> _Work to do_:
Find all the lines with "forest" and gather them.

Extracted records:
Begin

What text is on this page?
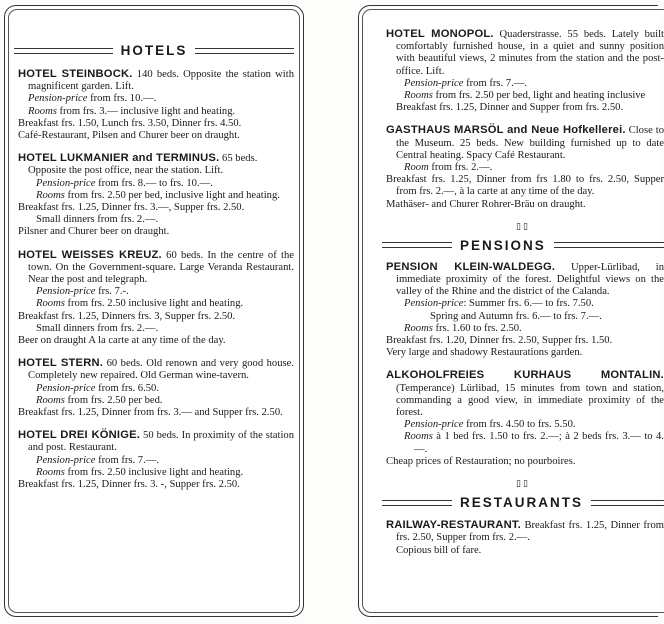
HOTELS

HOTEL STEINBOCK. 140 beds. Opposite the station with magnificent garden. Lift.

Pension-price from frs. 10.—.

Rooms from frs. 3.— inclusive light and heating.

Breakfast frs. 1.50, Lunch frs. 3.50, Dinner frs. 4.50.

Café-Restaurant, Pilsen and Churer beer on draught.

HOTEL LUKMANIER and TERMINUS. 65 beds.

Opposite the post office, near the station. Lift.

Pension-price from frs. 8.— to frs. 10.—.

Rooms from frs. 2.50 per bed, inclusive light and heating.

Breakfast frs. 1.25, Dinner frs. 3.—, Supper frs. 2.50.

Small dinners from frs. 2.—.

Pilsner and Churer beer on draught.

HOTEL WEISSES KREUZ. 60 beds. In the centre of the town. On the Government-square. Large Veranda Restaurant. Near the post and telegraph.

Pension-price frs. 7.-.

Rooms from frs. 2.50 inclusive light and heating.

Breakfast frs. 1.25, Dinners frs. 3, Supper frs. 2.50.

Small dinners from frs. 2.—.

Beer on draught A la carte at any time of the day.

HOTEL STERN. 60 beds. Old renown and very good house. Completely new repaired. Old German wine-tavern.

Pension-price from frs. 6.50.

Rooms from frs. 2.50 per bed.

Breakfast frs. 1.25, Dinner from frs. 3.— and Supper frs. 2.50.

HOTEL DREI KÖNIGE. 50 beds. In proximity of the station and post. Restaurant.

Pension-price from frs. 7.—.

Rooms from frs. 2.50 inclusive light and heating.

Breakfast frs. 1.25, Dinner frs. 3. -, Supper frs. 2.50.

HOTEL MONOPOL. Quaderstrasse. 55 beds. Lately built comfortably furnished house, in a quiet and sunny position with beautiful views, 2 minutes from the station and the post-office. Lift.

Pension-price from frs. 7.—.

Rooms from frs. 2.50 per bed, light and heating inclusive

Breakfast frs. 1.25, Dinner and Supper from frs. 2.50.

GASTHAUS MARSÖL and Neue Hofkellerei. Close to the Museum. 25 beds. New building furnished up to date Central heating. Spacy Café Restaurant.

Room from frs. 2.—.

Breakfast frs. 1.25, Dinner from frs 1.80 to frs. 2.50, Supper from frs. 2.—, à la carte at any time of the day.

Mathäser- and Churer Rohrer-Bräu on draught.

▯▯
PENSIONS

PENSION KLEIN-WALDEGG. Upper-Lürlibad, in immediate proximity of the forest. Delightful views on the valley of the Rhine and the district of the Calanda.

Pension-price: Summer frs. 6.— to frs. 7.50.

Spring and Autumn frs. 6.— to frs. 7.—.

Rooms frs. 1.60 to frs. 2.50.

Breakfast frs. 1.20, Dinner frs. 2.50, Supper frs. 1.50.

Very large and shadowy Restaurations garden.

ALKOHOLFREIES KURHAUS MONTALIN. (Temperance) Lürlibad, 15 minutes from town and station, commanding a good view, in immediate proximity of the forest.

Pension-price from frs. 4.50 to frs. 5.50.

Rooms à 1 bed frs. 1.50 to frs. 2.—; à 2 beds frs. 3.— to 4.—.

Cheap prices of Restauration; no pourboires.

▯▯
RESTAURANTS

RAILWAY-RESTAURANT. Breakfast frs. 1.25, Dinner from frs. 2.50, Supper from frs. 2.—.

Copious bill of fare.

End

> _Task solution_:
PENSION KLEIN-WALDEGG. Upper-Lürlibad, in immediate proximity of the forest. Delightful views on the valley of the Rhine and the district of the Calanda.
ALKOHOLFREIES KURHAUS MONTALIN. (Temperance) Lürlibad, 15 minutes from town and station, commanding a good view, in immediate proximity of the forest.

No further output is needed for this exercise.